**Problem requirements**
Search the entries below for the word "patient", then copy each line in which it is found.

**Dataset content**
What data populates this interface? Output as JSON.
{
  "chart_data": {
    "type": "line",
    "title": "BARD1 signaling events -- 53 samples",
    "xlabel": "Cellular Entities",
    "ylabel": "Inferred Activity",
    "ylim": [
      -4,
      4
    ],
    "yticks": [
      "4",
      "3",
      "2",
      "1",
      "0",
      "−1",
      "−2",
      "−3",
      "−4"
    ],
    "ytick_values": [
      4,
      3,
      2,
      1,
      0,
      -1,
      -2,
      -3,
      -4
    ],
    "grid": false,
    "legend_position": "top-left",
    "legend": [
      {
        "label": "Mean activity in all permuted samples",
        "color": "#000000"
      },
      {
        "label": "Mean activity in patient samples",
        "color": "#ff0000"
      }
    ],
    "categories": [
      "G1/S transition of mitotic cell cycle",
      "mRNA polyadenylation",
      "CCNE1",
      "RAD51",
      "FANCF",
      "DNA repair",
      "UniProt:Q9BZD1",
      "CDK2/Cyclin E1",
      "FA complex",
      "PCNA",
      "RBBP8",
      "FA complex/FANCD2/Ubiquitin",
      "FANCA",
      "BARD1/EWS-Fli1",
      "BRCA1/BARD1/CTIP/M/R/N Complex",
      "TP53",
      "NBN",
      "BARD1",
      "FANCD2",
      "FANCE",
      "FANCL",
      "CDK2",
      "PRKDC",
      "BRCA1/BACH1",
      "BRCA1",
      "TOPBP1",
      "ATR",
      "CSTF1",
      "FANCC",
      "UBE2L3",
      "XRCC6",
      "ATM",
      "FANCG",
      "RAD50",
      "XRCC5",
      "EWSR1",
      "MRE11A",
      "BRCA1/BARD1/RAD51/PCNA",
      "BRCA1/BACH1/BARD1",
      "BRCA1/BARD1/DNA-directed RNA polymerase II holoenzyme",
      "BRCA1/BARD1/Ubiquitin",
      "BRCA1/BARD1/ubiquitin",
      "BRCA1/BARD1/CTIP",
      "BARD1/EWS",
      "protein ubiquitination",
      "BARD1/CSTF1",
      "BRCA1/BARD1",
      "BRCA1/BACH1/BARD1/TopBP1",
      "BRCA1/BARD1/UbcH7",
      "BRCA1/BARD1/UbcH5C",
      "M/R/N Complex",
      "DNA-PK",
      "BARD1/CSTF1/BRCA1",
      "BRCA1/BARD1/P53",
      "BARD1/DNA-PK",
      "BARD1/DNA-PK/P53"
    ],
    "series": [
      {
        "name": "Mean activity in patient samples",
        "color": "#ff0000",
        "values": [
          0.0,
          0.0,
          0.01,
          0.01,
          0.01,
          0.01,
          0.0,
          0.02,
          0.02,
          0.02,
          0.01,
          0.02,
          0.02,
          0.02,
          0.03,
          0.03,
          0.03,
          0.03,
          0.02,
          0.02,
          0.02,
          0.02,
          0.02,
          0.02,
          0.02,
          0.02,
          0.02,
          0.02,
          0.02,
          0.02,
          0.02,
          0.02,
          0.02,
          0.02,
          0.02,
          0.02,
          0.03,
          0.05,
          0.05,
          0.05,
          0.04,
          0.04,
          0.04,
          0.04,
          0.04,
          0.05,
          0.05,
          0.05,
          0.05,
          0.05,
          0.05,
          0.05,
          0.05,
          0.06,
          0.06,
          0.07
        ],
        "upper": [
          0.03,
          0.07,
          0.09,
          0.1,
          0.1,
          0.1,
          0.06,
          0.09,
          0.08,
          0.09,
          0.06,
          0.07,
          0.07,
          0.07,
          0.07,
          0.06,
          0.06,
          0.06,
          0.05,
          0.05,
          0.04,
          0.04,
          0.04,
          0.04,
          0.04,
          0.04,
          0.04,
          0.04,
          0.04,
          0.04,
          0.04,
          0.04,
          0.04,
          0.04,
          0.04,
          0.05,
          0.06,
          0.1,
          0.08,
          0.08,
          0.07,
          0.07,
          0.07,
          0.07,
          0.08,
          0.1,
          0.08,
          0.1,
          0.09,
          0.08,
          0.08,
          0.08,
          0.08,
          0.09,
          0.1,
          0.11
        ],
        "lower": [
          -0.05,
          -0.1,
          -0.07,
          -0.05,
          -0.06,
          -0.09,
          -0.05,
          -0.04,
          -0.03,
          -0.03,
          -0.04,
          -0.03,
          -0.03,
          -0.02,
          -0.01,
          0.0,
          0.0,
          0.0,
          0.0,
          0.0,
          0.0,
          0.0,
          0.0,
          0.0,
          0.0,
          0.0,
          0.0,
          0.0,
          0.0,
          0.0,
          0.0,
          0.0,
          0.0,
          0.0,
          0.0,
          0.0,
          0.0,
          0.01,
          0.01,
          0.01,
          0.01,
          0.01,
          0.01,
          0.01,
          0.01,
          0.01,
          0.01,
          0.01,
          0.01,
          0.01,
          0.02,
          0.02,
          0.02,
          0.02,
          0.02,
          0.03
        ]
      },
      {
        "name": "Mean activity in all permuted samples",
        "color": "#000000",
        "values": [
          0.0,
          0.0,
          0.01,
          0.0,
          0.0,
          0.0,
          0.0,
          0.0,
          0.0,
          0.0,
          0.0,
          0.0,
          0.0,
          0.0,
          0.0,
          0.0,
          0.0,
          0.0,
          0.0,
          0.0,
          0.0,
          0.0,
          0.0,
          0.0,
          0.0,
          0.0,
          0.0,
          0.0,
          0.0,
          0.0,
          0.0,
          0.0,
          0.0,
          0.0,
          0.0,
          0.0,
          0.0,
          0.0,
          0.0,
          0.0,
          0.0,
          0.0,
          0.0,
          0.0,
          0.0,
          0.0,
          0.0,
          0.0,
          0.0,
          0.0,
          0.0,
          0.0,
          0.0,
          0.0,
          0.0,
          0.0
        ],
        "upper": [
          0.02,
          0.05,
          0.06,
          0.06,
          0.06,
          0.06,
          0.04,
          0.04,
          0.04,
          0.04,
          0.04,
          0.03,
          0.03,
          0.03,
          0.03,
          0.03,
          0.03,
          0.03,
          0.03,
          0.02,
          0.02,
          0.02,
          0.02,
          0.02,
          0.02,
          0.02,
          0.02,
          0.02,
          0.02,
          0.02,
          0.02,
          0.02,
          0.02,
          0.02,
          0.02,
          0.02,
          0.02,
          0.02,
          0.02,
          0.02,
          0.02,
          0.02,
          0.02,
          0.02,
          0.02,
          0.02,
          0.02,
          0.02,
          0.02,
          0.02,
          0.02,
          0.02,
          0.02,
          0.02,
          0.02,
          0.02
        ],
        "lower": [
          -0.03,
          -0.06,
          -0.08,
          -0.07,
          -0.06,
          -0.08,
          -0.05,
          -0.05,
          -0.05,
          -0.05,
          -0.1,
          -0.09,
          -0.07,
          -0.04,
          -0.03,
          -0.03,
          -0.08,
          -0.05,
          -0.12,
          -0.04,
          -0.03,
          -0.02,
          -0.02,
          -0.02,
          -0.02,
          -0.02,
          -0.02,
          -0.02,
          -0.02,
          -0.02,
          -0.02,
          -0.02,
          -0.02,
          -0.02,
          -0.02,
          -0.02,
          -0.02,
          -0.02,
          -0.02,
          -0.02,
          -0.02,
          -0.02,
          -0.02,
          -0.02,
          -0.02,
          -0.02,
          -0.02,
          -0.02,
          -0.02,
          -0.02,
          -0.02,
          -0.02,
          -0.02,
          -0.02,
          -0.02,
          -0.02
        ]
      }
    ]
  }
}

**Exercise solution**
        "label": "Mean activity in patient samples",
        "name": "Mean activity in patient samples",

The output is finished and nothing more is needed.